WORK TO COMPLETE:
For the listing below, state how many lines include "summary". The number alone is the answer.
※ ※ ※
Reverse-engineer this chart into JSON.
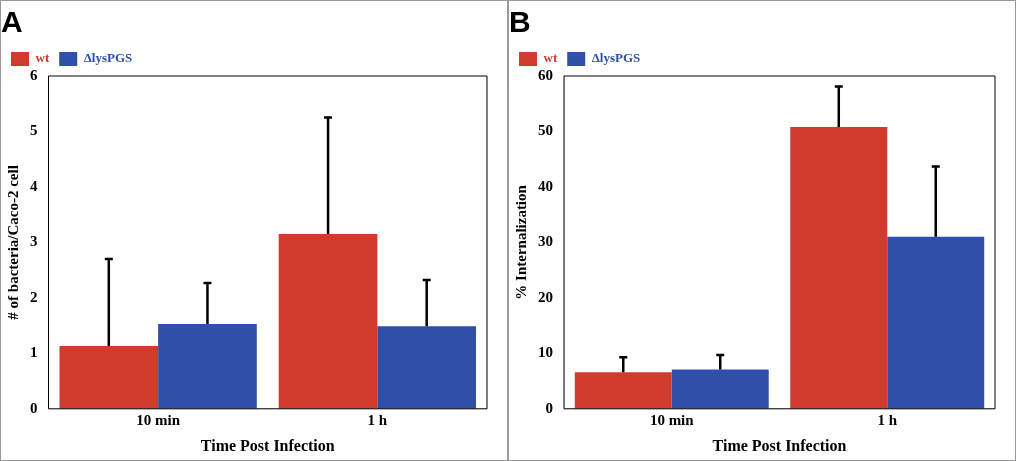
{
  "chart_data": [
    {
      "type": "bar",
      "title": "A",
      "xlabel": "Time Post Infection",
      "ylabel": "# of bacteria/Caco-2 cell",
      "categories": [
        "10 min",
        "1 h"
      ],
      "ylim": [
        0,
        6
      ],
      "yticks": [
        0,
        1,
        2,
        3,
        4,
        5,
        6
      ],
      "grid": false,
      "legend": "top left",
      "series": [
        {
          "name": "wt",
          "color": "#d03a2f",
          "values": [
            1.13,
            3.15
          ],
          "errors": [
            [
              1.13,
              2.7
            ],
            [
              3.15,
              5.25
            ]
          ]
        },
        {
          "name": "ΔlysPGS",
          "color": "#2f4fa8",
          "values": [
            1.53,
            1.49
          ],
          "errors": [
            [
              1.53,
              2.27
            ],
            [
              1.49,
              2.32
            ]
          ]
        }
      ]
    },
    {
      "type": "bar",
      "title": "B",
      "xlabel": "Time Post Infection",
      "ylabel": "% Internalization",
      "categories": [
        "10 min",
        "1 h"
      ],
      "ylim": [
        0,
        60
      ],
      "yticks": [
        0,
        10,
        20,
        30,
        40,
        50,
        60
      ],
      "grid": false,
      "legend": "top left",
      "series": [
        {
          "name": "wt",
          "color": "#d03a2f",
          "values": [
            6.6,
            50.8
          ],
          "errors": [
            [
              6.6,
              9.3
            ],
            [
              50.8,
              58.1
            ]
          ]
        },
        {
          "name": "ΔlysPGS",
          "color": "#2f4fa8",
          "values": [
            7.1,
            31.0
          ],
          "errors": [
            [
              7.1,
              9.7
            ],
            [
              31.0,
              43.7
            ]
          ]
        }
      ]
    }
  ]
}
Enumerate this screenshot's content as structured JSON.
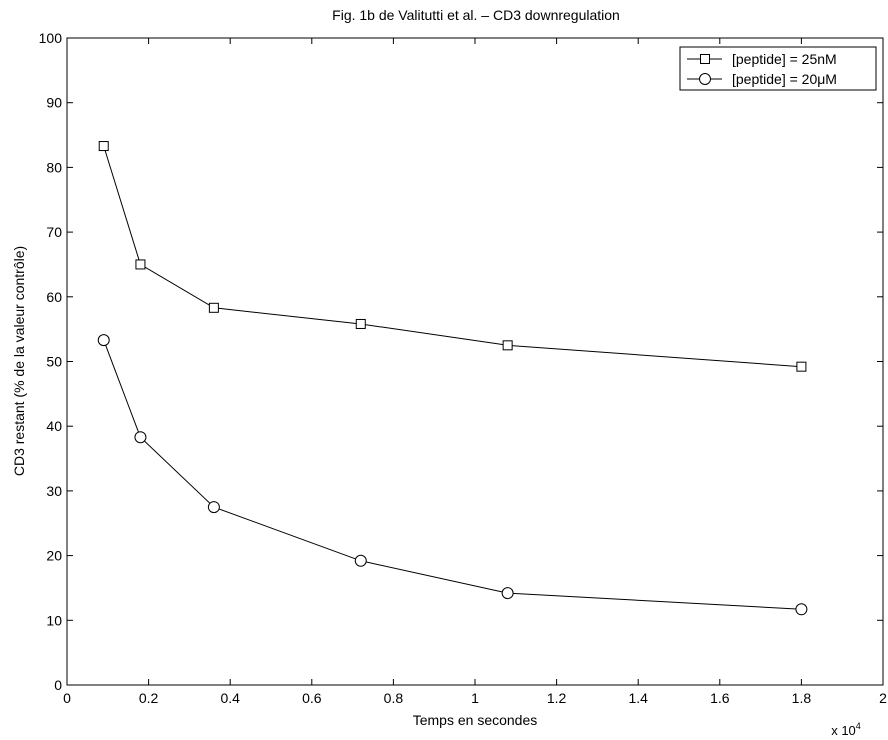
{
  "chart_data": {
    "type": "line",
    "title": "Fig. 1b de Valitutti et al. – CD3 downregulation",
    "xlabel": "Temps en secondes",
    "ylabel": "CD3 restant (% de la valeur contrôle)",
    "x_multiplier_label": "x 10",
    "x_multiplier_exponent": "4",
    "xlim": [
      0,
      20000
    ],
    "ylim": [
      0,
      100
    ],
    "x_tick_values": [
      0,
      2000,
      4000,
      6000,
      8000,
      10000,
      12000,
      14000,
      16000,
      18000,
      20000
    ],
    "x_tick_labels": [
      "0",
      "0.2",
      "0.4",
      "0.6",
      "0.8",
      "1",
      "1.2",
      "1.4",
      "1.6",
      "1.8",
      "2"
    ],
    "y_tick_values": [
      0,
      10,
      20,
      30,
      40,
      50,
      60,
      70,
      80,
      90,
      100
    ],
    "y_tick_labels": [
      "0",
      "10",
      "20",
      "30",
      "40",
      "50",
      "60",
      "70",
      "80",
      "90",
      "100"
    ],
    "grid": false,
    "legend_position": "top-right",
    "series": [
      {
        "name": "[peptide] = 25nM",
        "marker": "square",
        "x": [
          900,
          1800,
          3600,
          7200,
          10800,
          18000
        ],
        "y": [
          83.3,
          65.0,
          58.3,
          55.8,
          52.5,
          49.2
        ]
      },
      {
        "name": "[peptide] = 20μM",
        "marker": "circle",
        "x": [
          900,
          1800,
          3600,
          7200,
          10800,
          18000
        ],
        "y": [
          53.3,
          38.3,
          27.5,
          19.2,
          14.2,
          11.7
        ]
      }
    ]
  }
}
※ ※ ※
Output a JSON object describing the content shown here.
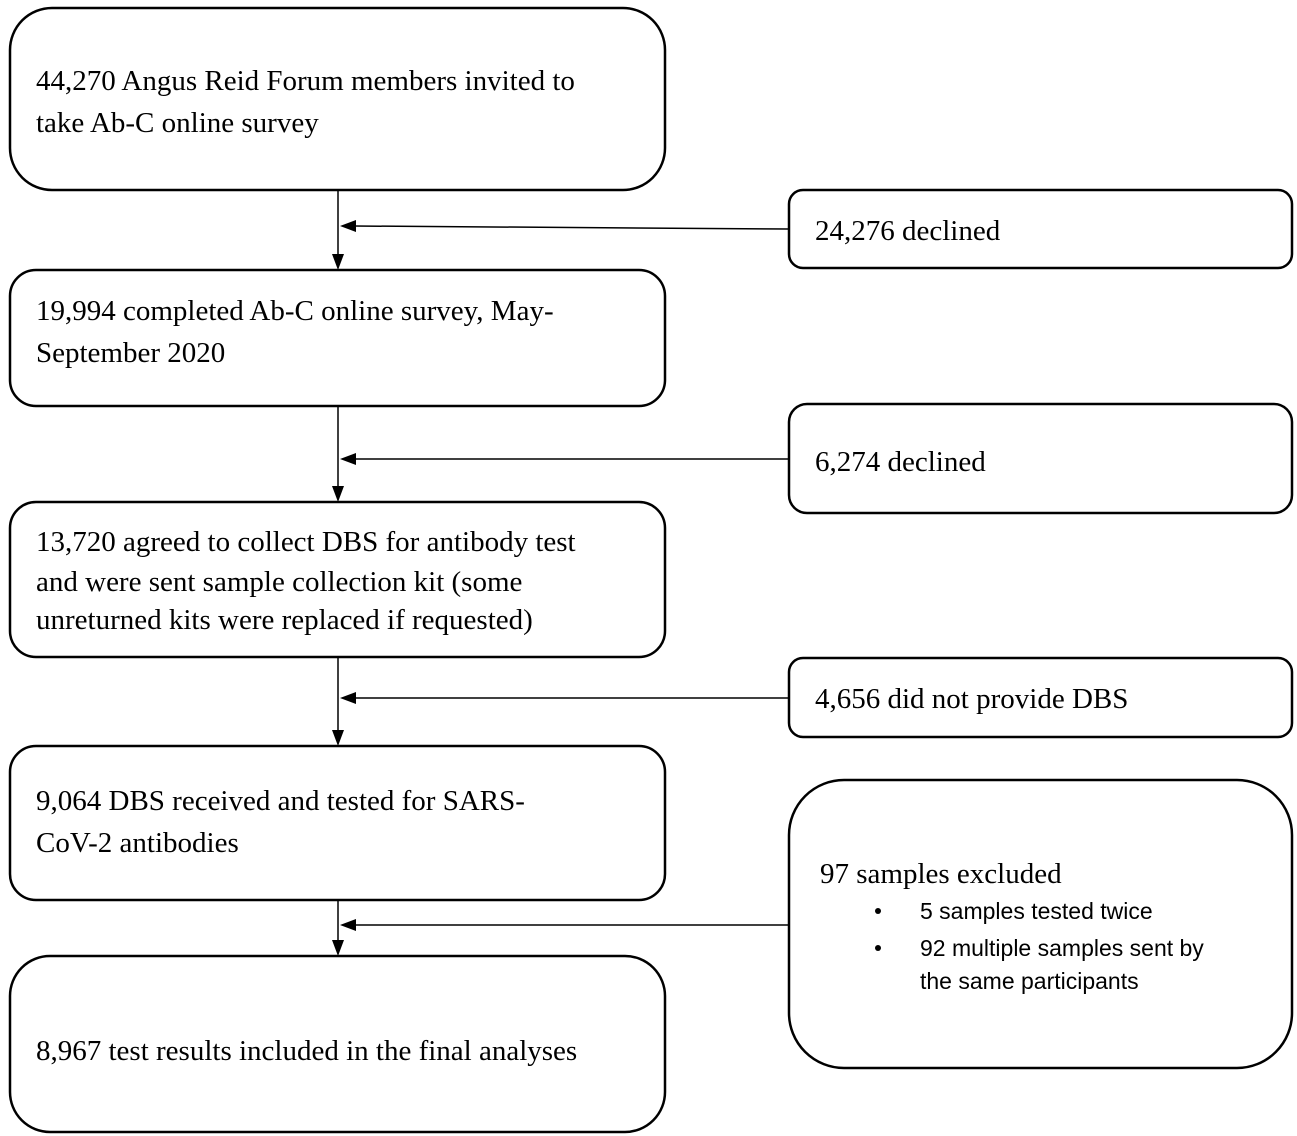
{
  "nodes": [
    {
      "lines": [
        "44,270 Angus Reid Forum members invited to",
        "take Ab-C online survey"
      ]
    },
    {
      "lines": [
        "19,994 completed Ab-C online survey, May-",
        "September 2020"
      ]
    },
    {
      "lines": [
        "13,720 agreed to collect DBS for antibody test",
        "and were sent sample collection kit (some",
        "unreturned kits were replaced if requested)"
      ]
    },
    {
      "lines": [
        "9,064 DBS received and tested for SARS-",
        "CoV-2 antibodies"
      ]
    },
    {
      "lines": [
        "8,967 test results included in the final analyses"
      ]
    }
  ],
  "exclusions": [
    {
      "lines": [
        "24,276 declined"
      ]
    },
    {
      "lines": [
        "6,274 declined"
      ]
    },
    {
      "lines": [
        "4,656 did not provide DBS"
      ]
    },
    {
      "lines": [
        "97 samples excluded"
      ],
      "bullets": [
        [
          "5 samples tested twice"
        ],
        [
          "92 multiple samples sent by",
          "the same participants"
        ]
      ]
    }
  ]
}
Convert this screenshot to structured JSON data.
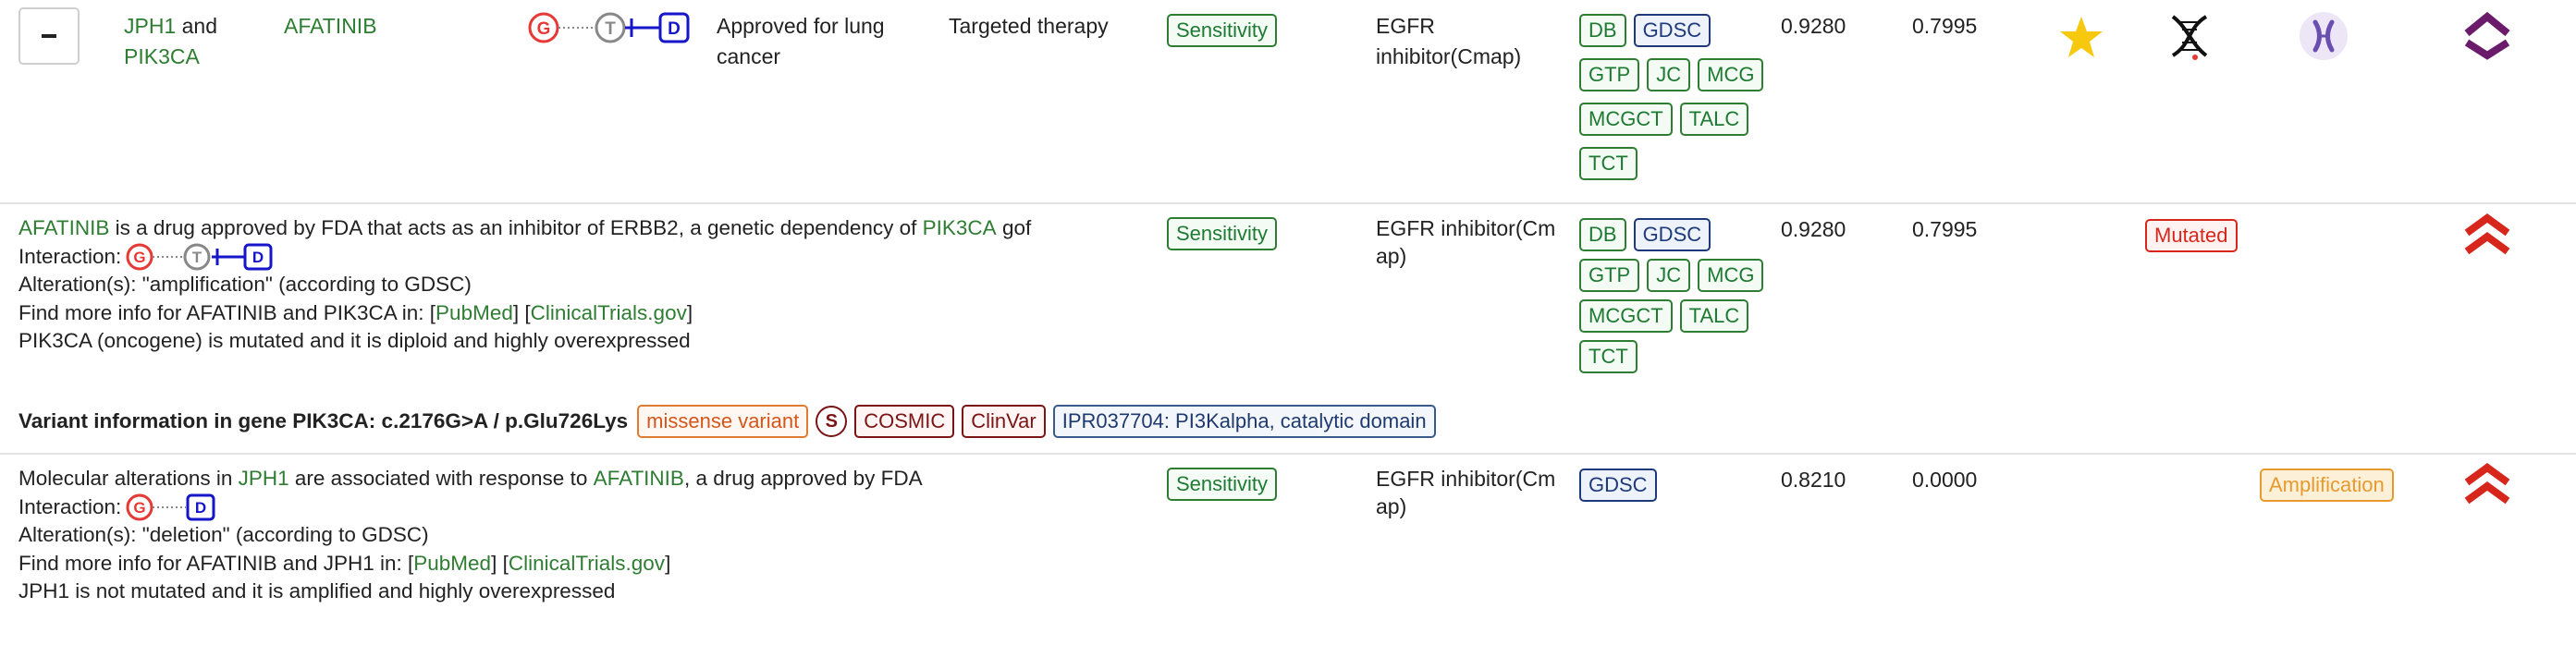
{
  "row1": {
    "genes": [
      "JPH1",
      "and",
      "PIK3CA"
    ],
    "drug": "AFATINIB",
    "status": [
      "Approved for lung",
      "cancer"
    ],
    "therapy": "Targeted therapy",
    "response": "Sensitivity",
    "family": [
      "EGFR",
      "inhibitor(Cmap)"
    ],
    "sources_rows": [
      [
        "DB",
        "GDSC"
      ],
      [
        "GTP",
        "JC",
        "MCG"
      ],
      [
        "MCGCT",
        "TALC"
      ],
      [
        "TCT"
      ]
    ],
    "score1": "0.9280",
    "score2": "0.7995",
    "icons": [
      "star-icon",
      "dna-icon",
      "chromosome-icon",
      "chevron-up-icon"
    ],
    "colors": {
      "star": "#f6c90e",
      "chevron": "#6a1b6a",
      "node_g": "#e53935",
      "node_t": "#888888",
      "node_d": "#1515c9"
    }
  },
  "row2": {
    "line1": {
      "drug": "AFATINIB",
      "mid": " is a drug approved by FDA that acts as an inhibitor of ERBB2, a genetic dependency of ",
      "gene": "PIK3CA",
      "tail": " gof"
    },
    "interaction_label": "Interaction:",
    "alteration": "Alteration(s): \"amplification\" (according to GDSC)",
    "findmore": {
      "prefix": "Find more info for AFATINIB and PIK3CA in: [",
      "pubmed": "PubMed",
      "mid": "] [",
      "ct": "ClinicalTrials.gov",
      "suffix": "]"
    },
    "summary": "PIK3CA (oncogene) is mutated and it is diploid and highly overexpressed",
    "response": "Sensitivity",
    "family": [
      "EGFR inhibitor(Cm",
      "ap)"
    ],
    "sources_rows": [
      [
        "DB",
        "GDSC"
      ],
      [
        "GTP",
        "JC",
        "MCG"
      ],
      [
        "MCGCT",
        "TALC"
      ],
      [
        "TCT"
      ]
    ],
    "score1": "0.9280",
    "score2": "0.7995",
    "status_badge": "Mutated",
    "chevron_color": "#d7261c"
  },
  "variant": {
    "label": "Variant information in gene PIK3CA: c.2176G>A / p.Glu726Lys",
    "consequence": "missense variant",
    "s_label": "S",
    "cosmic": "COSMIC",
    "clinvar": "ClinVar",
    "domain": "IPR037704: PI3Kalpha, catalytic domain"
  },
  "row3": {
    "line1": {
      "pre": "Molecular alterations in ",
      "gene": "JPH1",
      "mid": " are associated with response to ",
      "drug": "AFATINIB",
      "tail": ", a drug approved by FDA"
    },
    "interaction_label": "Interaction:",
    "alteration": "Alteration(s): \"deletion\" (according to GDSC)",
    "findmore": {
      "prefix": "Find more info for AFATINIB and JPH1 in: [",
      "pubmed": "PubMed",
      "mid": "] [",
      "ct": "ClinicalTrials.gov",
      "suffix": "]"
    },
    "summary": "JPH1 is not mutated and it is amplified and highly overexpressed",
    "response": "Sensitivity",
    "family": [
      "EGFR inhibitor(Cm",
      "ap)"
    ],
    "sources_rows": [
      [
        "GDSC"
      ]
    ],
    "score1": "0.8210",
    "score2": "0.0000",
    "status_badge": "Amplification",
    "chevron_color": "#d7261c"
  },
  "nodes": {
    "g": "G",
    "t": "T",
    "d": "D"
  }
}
※ ※ ※
YOUR RESPONSE:
2